▸ **Given problem**: Output all the material that follows, exactly as given.
-- Start --
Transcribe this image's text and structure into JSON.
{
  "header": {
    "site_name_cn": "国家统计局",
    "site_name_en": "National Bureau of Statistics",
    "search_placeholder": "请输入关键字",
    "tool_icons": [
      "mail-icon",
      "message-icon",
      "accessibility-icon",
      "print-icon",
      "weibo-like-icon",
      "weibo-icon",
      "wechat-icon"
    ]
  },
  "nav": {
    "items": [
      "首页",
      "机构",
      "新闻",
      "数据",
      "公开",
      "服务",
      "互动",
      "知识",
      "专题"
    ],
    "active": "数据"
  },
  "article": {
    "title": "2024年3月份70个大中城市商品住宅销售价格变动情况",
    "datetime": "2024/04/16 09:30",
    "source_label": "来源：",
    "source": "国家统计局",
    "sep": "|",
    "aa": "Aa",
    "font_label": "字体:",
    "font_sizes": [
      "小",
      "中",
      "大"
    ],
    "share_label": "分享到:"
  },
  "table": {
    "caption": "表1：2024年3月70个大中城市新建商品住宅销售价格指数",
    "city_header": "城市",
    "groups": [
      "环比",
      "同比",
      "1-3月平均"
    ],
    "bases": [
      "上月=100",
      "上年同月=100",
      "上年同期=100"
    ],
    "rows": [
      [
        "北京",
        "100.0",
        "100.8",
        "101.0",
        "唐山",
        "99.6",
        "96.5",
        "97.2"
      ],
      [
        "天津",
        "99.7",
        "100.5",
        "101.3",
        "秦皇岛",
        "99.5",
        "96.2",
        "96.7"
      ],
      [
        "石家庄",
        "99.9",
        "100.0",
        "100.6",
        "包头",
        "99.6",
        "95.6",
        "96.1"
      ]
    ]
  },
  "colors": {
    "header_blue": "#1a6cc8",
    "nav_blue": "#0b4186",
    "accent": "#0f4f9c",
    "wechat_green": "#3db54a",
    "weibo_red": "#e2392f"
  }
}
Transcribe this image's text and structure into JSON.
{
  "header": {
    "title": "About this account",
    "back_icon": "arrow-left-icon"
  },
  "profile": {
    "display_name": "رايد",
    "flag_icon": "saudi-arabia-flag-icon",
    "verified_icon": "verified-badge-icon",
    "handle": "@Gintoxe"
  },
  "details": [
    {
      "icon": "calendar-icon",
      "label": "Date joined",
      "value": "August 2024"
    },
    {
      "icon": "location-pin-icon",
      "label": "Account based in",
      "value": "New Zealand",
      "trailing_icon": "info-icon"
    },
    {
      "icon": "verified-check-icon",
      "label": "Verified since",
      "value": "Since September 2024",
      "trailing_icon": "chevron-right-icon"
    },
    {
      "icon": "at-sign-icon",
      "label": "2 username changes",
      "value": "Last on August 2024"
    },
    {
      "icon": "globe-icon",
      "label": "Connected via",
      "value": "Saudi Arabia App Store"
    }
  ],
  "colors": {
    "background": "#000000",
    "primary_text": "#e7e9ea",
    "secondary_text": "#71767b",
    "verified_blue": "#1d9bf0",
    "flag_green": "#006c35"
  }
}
-- End --
▸ **Response to this task**:
Transcribe this image's text and structure into JSON.
{
  "header": {
    "site_name_cn": "国家统计局",
    "site_name_en": "National Bureau of Statistics",
    "search_placeholder": "请输入关键字",
    "tool_icons": [
      "mail-icon",
      "message-icon",
      "accessibility-icon",
      "print-icon",
      "weibo-like-icon",
      "weibo-icon",
      "wechat-icon"
    ]
  },
  "nav": {
    "items": [
      "首页",
      "机构",
      "新闻",
      "数据",
      "公开",
      "服务",
      "互动",
      "知识",
      "专题"
    ],
    "active": "数据"
  },
  "article": {
    "title": "2024年3月份70个大中城市商品住宅销售价格变动情况",
    "datetime": "2024/04/16 09:30",
    "source_label": "来源：",
    "source": "国家统计局",
    "sep": "|",
    "aa": "Aa",
    "font_label": "字体:",
    "font_sizes": [
      "小",
      "中",
      "大"
    ],
    "share_label": "分享到:"
  },
  "table": {
    "caption": "表1：2024年3月70个大中城市新建商品住宅销售价格指数",
    "city_header": "城市",
    "groups": [
      "环比",
      "同比",
      "1-3月平均"
    ],
    "bases": [
      "上月=100",
      "上年同月=100",
      "上年同期=100"
    ],
    "rows": [
      [
        "北京",
        "100.0",
        "100.8",
        "101.0",
        "唐山",
        "99.6",
        "96.5",
        "97.2"
      ],
      [
        "天津",
        "99.7",
        "100.5",
        "101.3",
        "秦皇岛",
        "99.5",
        "96.2",
        "96.7"
      ],
      [
        "石家庄",
        "99.9",
        "100.0",
        "100.6",
        "包头",
        "99.6",
        "95.6",
        "96.1"
      ]
    ]
  },
  "colors": {
    "header_blue": "#1a6cc8",
    "nav_blue": "#0b4186",
    "accent": "#0f4f9c",
    "wechat_green": "#3db54a",
    "weibo_red": "#e2392f"
  }
}
Transcribe this image's text and structure into JSON.
{
  "header": {
    "title": "About this account",
    "back_icon": "arrow-left-icon"
  },
  "profile": {
    "display_name": "رايد",
    "flag_icon": "saudi-arabia-flag-icon",
    "verified_icon": "verified-badge-icon",
    "handle": "@Gintoxe"
  },
  "details": [
    {
      "icon": "calendar-icon",
      "label": "Date joined",
      "value": "August 2024"
    },
    {
      "icon": "location-pin-icon",
      "label": "Account based in",
      "value": "New Zealand",
      "trailing_icon": "info-icon"
    },
    {
      "icon": "verified-check-icon",
      "label": "Verified since",
      "value": "Since September 2024",
      "trailing_icon": "chevron-right-icon"
    },
    {
      "icon": "at-sign-icon",
      "label": "2 username changes",
      "value": "Last on August 2024"
    },
    {
      "icon": "globe-icon",
      "label": "Connected via",
      "value": "Saudi Arabia App Store"
    }
  ],
  "colors": {
    "background": "#000000",
    "primary_text": "#e7e9ea",
    "secondary_text": "#71767b",
    "verified_blue": "#1d9bf0",
    "flag_green": "#006c35"
  }
}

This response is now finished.